=== Exercise directions ===
Make an exact copy of the data below, leaving out every picture.
########################################
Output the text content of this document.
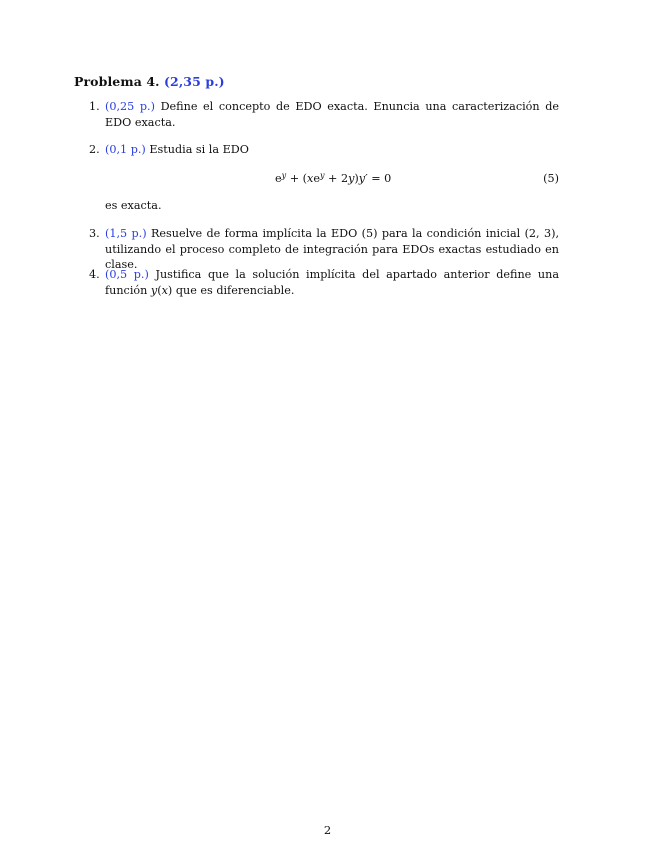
Problema 4. (2,35 p.)
1. (0,25 p.) Define el concepto de EDO exacta. Enuncia una caracterización de EDO exacta.
2. (0,1 p.) Estudia si la EDO
$e^y + (xe^y + 2y)y' = 0$	(5)
es exacta.
3. (1,5 p.) Resuelve de forma implícita la EDO (5) para la condición inicial (2, 3), utilizando el proceso completo de integración para EDOs exactas estudiado en clase.
4. (0,5 p.) Justifica que la solución implícita del apartado anterior define una función y(x) que es diferenciable.
2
########################################
=== The output ===
Output the text content of this document.
Problema 4. (2,35 p.)
1. (0,25 p.) Define el concepto de EDO exacta. Enuncia una caracterización de EDO exacta.
2. (0,1 p.) Estudia si la EDO
$e^y + (xe^y + 2y)y' = 0$	(5)
es exacta.
3. (1,5 p.) Resuelve de forma implícita la EDO (5) para la condición inicial (2, 3), utilizando el proceso completo de integración para EDOs exactas estudiado en clase.
4. (0,5 p.) Justifica que la solución implícita del apartado anterior define una función y(x) que es diferenciable.
2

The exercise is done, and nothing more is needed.